**Texto citado**
+ + + + + + +

La respuesta correcta es la "d" 
También podría ser la "a" si dijera "acabara", sin tilde...


----------



## flljob

Entendí que te referías a una tilde en cuando. Efectivamente, la respuesta es d). Te dije que a) porque entendí que era un imperfecto de subjuntivo.
Mil disculpas.


----------



## flljob

aspain said:


> Quizas yo no entienda muy bien o se me escapa algo de la gramatica
> 
> Este fuera que pones en el ejemplo gramaticalmente no es un imperfecto de subjuntivo? Estoy de acuerdo con eso, que es un discurso indirecto en el que pondriamos fuera pero en mi ejemplo en las opciones no tengo impercto de subjuntivo.
> Pongo otro ejemplo porque quizas con la falta de los tildes no me explico.
> 
> "dijo que cuando _________ tiempo, nos llamaria."
> a) tendra
> b) habra tenido
> c) habria tenido
> d) hubiera tenido
> 
> En este caso que pondriamos?
> 
> Perdona si no me explico bien o si no entiendo...



El problema ahora es saber cuál es la correcta aquí.


----------



## elprofe

Este último ejemplo lo puso él intentando plantear una situación donde la respuesta correcta se pudiera extrapolar a la primera oración, ya que en la primera oración parecía haber distintas opiniones. 
En esta nueva oración, no creo que haya ninguna respuesta correcta... La única que podría considerarse correcta es la última, aunque yo no le veo mucho sentido... Para que sea correcta la "d", tiene que ser correcto esto:
- "Cuando haya tenido tiempo, te llamaré"
Cosa que suena un poco rara, aunque no dudo de que serás capaz de encontrar un contexto en el que se pueda usar esa oración


----------



## aspain

elprofe said:


> Este último ejemplo lo puso él intentando plantear una situación donde la respuesta correcta se pudiera extrapolar a la primera oración, ya que en la primera oración parecía haber distintas opiniones.
> En esta nueva oración, no creo que haya ninguna respuesta correcta... La única que podría considerarse correcta es la última, aunque yo no le veo mucho sentido... Para que sea correcta la "d", tiene que ser correcto esto:
> - "Cuando haya tenido tiempo, te llamaré"

+ + + + + + +

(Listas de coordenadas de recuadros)
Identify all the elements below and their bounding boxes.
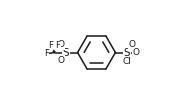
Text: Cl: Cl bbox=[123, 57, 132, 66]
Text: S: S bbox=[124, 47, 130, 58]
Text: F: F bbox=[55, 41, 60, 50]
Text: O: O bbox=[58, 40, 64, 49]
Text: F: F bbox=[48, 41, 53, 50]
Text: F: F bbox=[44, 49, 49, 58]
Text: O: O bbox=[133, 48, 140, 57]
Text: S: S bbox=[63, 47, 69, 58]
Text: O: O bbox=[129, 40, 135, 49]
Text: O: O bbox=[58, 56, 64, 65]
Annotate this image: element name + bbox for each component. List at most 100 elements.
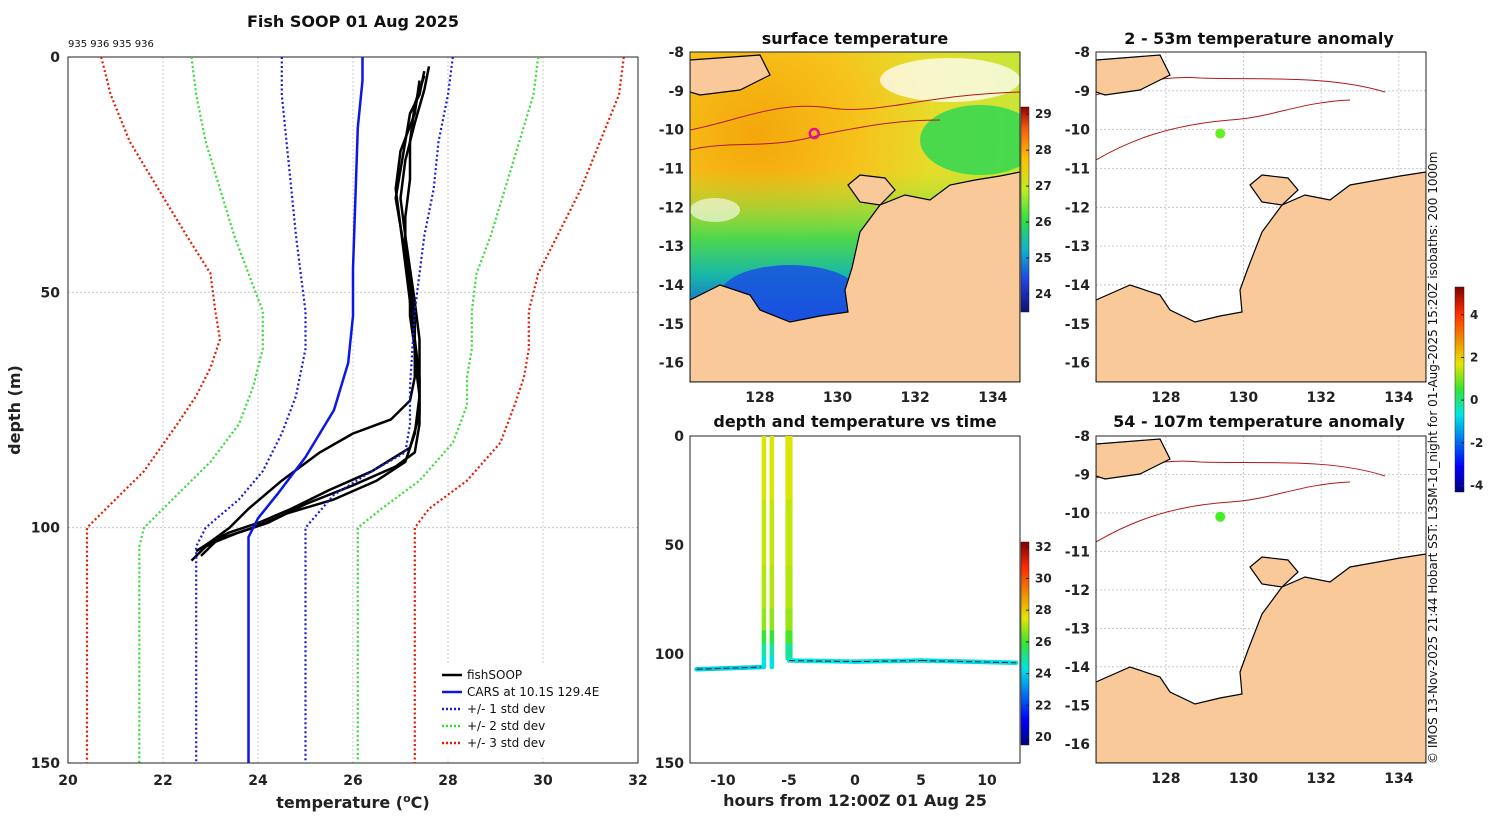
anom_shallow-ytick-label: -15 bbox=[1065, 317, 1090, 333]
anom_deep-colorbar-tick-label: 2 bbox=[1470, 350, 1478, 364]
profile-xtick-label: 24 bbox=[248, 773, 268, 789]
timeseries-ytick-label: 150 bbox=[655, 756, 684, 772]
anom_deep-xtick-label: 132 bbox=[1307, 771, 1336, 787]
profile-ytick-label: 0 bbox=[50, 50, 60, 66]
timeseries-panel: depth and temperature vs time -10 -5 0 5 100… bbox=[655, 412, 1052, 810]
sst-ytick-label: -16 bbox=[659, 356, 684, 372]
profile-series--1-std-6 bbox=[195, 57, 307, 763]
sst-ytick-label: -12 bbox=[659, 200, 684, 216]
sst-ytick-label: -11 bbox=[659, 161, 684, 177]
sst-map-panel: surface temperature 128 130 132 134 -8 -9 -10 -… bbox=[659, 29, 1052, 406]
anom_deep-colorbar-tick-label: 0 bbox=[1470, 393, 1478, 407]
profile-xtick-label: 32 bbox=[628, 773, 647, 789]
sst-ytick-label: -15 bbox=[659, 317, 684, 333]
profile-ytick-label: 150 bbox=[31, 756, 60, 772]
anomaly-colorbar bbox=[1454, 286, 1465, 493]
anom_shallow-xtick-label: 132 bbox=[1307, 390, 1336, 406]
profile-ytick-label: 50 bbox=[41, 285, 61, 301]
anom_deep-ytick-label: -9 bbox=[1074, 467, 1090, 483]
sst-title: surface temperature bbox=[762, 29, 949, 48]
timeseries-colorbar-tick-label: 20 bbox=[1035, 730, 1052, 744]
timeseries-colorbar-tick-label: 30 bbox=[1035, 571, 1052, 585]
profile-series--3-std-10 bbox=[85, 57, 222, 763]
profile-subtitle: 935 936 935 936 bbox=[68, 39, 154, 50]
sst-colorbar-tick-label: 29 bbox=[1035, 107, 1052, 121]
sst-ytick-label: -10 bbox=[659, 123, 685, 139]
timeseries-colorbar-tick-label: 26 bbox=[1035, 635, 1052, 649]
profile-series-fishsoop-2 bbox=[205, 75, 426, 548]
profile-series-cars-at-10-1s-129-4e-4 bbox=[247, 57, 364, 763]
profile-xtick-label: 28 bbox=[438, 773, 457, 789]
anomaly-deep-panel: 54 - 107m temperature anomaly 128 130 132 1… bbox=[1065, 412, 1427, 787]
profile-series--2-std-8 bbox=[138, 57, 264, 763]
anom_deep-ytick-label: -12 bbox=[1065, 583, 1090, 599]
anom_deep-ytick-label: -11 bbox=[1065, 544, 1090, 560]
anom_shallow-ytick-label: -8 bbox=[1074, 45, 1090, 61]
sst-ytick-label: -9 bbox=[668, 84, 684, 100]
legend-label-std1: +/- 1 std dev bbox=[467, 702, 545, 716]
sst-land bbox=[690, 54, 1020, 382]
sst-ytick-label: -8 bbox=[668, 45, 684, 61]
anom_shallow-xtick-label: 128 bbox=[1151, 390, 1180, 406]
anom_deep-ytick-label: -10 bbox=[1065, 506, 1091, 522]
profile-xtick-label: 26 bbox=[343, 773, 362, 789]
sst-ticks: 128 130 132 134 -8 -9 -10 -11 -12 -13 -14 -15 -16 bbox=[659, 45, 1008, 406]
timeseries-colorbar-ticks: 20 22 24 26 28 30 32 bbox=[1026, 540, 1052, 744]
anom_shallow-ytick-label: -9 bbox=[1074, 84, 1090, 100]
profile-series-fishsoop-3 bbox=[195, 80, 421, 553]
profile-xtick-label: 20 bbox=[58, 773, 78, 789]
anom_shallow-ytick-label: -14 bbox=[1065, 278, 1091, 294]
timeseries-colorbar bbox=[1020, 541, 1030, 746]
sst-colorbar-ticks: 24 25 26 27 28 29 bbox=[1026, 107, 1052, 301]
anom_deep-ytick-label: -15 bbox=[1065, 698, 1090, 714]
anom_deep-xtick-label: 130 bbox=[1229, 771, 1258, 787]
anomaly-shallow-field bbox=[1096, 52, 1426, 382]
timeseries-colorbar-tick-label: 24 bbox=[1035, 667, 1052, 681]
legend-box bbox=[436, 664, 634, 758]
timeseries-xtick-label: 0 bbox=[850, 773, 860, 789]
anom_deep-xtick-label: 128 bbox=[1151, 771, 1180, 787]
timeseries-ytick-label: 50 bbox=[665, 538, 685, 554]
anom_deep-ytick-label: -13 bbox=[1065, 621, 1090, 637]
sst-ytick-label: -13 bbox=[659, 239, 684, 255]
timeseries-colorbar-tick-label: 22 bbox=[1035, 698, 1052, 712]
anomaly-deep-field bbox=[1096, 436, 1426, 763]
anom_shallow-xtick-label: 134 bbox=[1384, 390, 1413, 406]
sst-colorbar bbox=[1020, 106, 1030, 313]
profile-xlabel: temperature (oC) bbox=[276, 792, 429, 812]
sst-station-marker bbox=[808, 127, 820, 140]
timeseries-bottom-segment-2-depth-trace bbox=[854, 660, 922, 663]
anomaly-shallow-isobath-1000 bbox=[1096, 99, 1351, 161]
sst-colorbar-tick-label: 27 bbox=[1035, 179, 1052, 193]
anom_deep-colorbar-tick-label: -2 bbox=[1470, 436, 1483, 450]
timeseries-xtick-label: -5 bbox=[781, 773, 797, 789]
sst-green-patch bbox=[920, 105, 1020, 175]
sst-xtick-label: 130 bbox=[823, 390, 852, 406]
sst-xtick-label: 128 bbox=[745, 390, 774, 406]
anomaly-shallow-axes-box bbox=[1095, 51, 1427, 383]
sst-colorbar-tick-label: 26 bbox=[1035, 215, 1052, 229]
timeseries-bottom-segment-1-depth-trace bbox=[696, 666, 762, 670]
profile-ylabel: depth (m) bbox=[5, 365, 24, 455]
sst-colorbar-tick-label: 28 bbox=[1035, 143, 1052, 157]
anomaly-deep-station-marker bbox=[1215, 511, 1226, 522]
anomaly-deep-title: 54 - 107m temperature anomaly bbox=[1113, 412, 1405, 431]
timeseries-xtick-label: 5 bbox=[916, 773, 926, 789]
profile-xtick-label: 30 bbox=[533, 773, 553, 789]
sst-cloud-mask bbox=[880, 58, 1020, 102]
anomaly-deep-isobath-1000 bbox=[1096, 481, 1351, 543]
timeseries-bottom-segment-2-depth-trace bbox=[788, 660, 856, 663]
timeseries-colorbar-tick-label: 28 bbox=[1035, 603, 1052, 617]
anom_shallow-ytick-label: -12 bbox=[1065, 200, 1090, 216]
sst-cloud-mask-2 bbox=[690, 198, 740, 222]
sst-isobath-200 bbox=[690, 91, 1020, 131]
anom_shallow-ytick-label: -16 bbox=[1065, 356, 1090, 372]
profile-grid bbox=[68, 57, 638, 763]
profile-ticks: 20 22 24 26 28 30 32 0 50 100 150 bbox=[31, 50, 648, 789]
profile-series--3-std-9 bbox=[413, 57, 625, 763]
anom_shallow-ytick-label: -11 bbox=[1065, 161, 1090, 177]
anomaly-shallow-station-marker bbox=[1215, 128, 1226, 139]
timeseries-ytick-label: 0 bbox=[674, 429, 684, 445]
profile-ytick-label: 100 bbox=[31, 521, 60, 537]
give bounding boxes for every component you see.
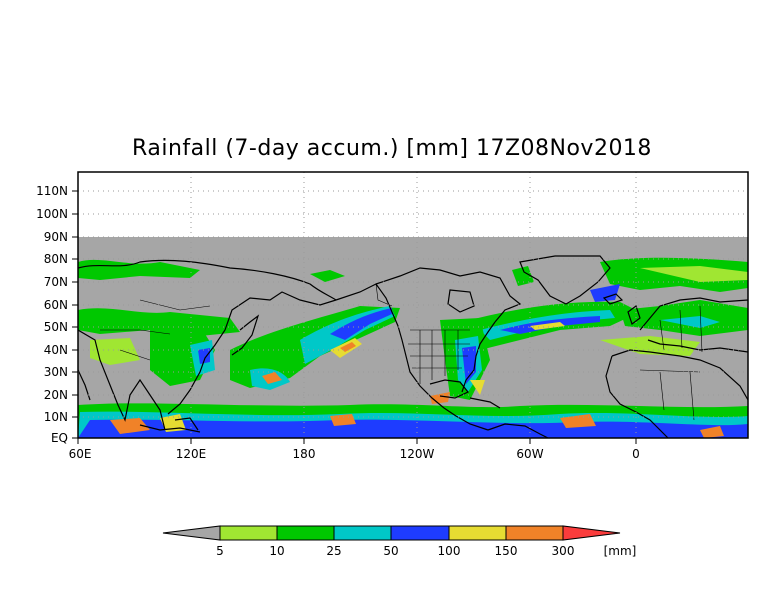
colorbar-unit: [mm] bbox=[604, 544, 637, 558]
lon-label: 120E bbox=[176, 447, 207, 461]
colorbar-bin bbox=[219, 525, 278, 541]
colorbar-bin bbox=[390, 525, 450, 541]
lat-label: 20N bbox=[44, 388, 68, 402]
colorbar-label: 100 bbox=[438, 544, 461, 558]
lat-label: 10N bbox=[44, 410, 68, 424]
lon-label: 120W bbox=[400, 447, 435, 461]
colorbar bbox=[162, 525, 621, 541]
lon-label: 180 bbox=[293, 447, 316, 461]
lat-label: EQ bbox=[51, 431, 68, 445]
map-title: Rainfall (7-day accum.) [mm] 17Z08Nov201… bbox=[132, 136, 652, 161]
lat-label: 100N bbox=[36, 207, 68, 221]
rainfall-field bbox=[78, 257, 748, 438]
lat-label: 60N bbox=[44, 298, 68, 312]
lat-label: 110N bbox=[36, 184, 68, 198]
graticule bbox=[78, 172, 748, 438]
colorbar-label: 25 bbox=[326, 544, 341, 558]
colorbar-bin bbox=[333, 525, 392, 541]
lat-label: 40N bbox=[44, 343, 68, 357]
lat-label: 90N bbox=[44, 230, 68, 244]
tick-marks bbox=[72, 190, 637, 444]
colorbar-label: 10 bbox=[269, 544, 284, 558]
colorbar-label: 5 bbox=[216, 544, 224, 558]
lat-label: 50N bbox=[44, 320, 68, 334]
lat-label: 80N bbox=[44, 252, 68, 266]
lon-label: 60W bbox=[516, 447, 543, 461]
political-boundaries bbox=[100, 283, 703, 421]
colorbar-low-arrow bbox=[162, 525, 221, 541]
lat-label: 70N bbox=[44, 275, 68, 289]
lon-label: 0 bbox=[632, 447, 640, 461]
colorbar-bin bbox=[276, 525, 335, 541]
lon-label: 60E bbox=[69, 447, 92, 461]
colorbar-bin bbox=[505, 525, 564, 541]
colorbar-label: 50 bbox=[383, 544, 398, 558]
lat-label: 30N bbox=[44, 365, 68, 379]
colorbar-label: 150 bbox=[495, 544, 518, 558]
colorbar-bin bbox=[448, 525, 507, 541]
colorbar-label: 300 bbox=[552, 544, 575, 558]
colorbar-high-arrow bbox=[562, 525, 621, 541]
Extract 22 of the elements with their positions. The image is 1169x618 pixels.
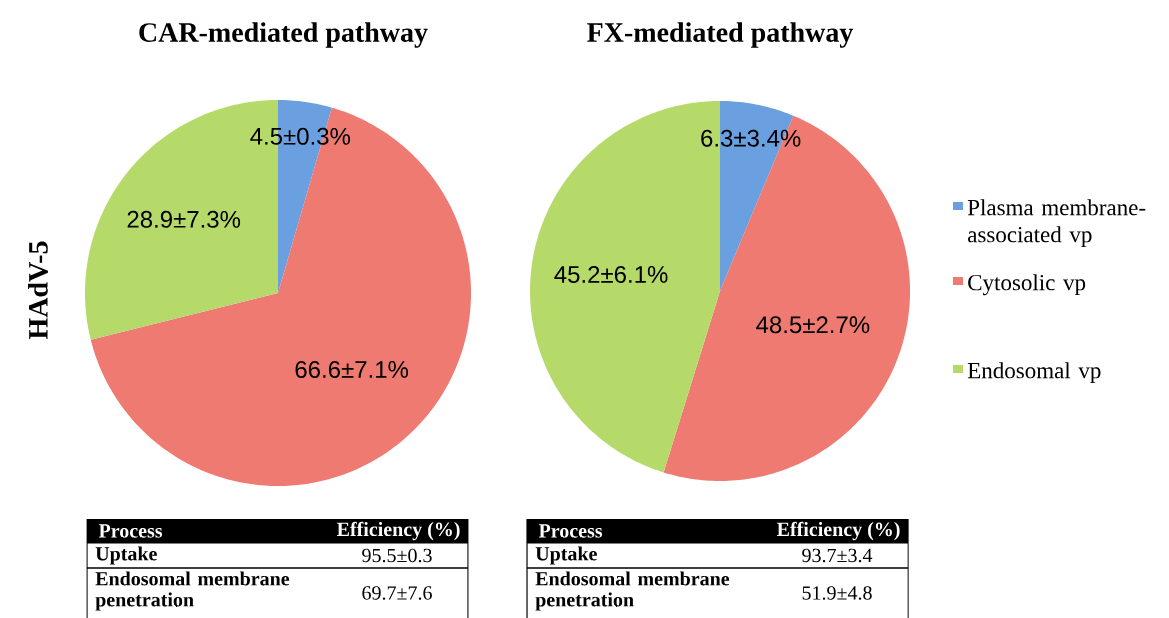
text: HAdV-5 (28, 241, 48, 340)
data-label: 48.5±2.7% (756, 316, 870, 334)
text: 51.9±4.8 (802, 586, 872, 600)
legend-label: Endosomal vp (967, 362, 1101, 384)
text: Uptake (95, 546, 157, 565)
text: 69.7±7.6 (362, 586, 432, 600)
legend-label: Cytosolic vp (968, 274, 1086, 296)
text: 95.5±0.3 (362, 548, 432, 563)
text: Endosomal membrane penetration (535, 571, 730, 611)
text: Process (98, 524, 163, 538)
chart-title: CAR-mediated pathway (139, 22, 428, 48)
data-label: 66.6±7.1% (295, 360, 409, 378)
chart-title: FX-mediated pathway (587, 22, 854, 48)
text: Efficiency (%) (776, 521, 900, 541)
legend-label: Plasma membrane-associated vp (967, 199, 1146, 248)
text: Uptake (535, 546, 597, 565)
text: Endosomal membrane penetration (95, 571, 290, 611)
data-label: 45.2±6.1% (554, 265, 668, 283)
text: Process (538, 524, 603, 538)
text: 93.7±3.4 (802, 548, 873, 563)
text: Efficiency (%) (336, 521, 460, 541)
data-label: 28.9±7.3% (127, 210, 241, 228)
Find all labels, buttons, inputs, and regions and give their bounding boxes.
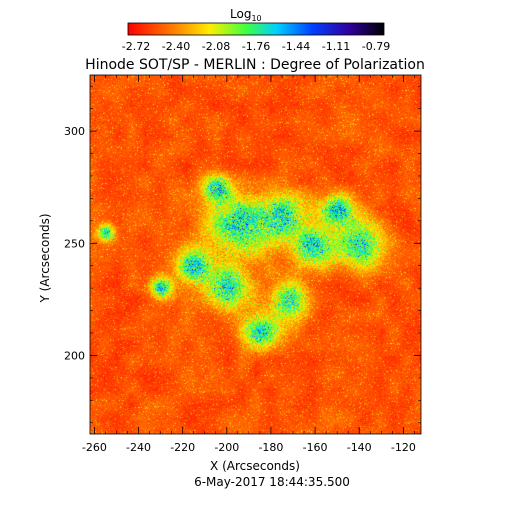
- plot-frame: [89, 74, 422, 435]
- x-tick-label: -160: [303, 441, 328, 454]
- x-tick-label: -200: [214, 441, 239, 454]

+ + + + + + +

**Enunciado**
Extrae literalmente del texto citado el pasaje que va desde "La respuesta correcta es" hasta "Mil disculpas.", ambos incluidos.

**Solución propuesta**
La respuesta correcta es la "d" 
También podría ser la "a" si dijera "acabara", sin tilde...


----------



## flljob

Entendí que te referías a una tilde en cuando. Efectivamente, la respuesta es d). Te dije que a) porque entendí que era un imperfecto de subjuntivo.
Mil disculpas.